- _Exercise directions_
Extract all of the entries and give them again, word for word.

---------- Entries

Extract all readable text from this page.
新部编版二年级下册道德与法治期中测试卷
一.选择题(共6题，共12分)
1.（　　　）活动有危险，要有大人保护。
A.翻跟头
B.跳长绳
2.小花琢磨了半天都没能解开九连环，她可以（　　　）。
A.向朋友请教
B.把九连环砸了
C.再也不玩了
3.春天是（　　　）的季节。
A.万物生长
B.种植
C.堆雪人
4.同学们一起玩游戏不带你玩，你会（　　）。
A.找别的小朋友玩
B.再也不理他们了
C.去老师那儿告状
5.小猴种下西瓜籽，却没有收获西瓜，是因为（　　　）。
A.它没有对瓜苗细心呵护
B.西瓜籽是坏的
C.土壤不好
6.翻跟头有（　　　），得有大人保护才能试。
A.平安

--------------------

- _Result of this task_
Extract all readable text from this page.
新部编版二年级下册道德与法治期中测试卷
一.选择题(共6题，共12分)
1.（　　　）活动有危险，要有大人保护。
A.翻跟头
B.跳长绳
2.小花琢磨了半天都没能解开九连环，她可以（　　　）。
A.向朋友请教
B.把九连环砸了
C.再也不玩了
3.春天是（　　　）的季节。
A.万物生长
B.种植
C.堆雪人
4.同学们一起玩游戏不带你玩，你会（　　）。
A.找别的小朋友玩
B.再也不理他们了
C.去老师那儿告状
5.小猴种下西瓜籽，却没有收获西瓜，是因为（　　　）。
A.它没有对瓜苗细心呵护
B.西瓜籽是坏的
C.土壤不好
6.翻跟头有（　　　），得有大人保护才能试。
A.平安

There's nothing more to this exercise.